-- START Task data --

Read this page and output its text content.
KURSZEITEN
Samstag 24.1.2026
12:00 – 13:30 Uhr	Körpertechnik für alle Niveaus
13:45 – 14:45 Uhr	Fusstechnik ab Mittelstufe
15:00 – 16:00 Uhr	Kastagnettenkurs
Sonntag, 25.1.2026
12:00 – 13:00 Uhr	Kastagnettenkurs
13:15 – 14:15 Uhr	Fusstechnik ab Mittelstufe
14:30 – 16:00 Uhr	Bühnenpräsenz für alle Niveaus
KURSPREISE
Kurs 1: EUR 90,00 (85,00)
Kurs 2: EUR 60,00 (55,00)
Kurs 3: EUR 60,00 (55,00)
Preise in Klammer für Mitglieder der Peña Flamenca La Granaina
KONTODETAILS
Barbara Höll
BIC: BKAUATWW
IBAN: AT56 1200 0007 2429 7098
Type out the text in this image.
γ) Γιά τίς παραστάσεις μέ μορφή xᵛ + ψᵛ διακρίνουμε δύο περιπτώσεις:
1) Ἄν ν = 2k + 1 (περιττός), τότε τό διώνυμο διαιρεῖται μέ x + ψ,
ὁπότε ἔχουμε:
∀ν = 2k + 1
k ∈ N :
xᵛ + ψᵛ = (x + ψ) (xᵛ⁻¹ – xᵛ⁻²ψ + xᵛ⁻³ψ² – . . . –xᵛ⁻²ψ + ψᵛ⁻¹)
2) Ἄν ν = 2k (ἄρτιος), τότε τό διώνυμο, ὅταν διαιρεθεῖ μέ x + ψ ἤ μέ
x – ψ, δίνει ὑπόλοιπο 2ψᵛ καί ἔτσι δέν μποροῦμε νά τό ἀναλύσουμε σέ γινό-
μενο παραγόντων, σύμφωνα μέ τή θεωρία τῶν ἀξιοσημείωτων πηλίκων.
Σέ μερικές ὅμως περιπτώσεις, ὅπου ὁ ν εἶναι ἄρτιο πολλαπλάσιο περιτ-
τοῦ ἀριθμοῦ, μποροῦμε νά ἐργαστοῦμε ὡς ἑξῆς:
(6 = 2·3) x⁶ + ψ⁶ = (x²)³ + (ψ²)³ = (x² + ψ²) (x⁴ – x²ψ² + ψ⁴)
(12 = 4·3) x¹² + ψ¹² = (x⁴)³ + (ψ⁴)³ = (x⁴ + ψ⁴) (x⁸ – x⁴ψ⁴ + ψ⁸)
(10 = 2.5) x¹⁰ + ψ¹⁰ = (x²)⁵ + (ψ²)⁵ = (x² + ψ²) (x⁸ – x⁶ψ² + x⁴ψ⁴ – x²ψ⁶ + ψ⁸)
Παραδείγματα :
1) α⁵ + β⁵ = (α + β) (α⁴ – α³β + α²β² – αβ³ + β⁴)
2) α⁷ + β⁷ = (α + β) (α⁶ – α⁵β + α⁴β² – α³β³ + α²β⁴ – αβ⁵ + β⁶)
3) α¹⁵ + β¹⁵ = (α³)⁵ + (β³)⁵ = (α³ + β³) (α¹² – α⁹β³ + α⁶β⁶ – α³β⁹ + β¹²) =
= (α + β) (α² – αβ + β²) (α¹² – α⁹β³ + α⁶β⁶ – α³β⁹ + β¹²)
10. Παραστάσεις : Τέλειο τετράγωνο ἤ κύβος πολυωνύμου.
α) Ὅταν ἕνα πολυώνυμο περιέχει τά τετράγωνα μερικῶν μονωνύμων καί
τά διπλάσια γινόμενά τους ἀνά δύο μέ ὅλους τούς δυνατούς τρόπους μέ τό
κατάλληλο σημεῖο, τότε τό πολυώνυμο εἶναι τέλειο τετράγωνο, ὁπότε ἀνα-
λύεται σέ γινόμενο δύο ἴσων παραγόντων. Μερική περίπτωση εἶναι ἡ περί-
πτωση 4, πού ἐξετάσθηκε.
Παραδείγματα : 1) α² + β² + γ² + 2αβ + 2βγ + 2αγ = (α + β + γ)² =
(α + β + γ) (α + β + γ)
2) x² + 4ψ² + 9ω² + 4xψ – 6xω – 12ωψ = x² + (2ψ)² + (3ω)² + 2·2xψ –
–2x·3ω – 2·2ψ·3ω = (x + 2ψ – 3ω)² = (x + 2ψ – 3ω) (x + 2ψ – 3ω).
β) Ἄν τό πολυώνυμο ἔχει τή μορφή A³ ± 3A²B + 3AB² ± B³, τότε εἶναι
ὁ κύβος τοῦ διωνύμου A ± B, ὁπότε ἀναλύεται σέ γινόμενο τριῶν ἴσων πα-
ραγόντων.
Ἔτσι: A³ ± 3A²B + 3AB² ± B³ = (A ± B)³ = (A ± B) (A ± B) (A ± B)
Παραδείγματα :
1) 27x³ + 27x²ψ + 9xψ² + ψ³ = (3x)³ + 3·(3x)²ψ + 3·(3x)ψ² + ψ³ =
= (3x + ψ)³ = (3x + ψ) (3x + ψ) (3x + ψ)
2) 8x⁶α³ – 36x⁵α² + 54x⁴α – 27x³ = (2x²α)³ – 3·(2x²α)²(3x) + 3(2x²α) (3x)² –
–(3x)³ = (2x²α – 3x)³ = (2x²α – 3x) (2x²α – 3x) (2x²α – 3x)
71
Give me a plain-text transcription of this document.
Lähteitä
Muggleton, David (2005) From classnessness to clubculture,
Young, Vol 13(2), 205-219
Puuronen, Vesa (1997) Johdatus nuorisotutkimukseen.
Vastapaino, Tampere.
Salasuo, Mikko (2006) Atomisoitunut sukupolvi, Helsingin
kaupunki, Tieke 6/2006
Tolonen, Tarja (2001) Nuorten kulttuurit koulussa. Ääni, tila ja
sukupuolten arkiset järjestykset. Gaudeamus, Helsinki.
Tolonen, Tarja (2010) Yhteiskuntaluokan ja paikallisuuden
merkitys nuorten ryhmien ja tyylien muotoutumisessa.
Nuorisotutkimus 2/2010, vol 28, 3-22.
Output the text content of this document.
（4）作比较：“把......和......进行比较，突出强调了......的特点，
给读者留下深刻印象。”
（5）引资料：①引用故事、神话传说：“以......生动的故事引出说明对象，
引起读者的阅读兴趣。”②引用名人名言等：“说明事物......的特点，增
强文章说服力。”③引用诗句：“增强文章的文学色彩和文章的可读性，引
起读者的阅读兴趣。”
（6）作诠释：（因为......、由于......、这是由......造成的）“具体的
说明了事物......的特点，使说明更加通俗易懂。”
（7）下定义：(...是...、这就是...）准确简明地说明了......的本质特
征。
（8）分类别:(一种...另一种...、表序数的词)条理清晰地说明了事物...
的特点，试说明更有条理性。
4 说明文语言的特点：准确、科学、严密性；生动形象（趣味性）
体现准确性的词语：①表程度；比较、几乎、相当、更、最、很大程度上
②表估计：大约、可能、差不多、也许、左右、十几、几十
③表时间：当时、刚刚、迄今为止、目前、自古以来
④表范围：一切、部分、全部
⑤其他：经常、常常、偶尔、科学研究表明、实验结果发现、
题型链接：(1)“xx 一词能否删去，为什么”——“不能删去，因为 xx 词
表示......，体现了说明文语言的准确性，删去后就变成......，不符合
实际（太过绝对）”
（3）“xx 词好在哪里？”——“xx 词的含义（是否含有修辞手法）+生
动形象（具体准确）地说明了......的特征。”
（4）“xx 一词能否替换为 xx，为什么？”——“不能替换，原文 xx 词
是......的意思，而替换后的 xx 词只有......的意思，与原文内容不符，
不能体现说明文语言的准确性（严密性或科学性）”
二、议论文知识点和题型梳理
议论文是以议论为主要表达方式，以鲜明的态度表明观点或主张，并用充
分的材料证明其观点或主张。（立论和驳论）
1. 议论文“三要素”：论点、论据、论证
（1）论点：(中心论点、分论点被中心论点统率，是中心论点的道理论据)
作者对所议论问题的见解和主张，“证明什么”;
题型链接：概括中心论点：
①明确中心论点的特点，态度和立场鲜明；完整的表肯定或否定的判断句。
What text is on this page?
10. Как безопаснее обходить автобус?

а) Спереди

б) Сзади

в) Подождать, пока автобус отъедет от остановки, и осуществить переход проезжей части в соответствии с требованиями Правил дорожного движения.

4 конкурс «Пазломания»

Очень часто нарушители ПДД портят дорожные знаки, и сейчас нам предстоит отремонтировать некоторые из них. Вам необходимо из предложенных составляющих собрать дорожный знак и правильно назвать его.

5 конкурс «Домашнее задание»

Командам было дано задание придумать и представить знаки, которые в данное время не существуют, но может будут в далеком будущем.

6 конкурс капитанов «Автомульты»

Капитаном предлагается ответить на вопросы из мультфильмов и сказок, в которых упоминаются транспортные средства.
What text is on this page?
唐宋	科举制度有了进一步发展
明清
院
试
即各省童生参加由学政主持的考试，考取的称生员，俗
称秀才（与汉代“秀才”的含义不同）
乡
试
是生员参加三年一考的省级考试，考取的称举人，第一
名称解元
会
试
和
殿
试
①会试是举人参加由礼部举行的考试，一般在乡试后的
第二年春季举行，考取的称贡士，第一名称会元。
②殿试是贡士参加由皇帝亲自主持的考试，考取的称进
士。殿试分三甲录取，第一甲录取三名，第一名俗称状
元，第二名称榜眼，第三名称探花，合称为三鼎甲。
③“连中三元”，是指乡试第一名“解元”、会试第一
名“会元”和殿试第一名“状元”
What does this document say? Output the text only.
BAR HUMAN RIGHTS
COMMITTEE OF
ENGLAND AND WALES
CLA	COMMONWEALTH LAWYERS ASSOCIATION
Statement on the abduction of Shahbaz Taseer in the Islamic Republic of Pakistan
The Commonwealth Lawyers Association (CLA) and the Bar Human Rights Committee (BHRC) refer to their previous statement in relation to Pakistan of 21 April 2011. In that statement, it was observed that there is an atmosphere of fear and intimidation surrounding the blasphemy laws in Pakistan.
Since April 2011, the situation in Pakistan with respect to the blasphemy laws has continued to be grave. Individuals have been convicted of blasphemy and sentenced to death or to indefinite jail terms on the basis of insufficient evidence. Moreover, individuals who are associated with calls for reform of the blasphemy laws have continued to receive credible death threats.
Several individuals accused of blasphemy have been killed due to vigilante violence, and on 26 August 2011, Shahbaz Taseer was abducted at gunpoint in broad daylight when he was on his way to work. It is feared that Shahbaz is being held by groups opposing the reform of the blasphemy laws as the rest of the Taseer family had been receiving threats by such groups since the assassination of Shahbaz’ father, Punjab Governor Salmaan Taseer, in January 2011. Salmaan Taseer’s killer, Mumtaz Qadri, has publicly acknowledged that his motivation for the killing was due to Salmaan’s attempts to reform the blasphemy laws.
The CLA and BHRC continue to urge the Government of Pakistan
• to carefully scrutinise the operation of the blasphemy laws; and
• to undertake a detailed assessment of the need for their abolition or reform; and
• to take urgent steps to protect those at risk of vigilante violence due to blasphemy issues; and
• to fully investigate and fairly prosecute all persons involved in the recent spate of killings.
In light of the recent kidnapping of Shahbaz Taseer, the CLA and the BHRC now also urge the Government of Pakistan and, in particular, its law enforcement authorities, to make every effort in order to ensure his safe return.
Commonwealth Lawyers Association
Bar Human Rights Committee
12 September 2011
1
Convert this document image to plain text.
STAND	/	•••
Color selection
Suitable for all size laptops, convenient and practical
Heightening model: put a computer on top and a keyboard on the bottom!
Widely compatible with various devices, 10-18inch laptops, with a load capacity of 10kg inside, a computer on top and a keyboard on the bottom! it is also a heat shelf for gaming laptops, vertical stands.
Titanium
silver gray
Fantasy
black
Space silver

-- END Task data --

Using the records above, pull out each line where the word "πολυώνυμο" occurs.

α) Ὅταν ἕνα πολυώνυμο περιέχει τά τετράγωνα μερικῶν μονωνύμων καί
κατάλληλο σημεῖο, τότε τό πολυώνυμο εἶναι τέλειο τετράγωνο, ὁπότε ἀνα-
β) Ἄν τό πολυώνυμο ἔχει τή μορφή A³ ± 3A²B + 3AB² ± B³, τότε εἶναι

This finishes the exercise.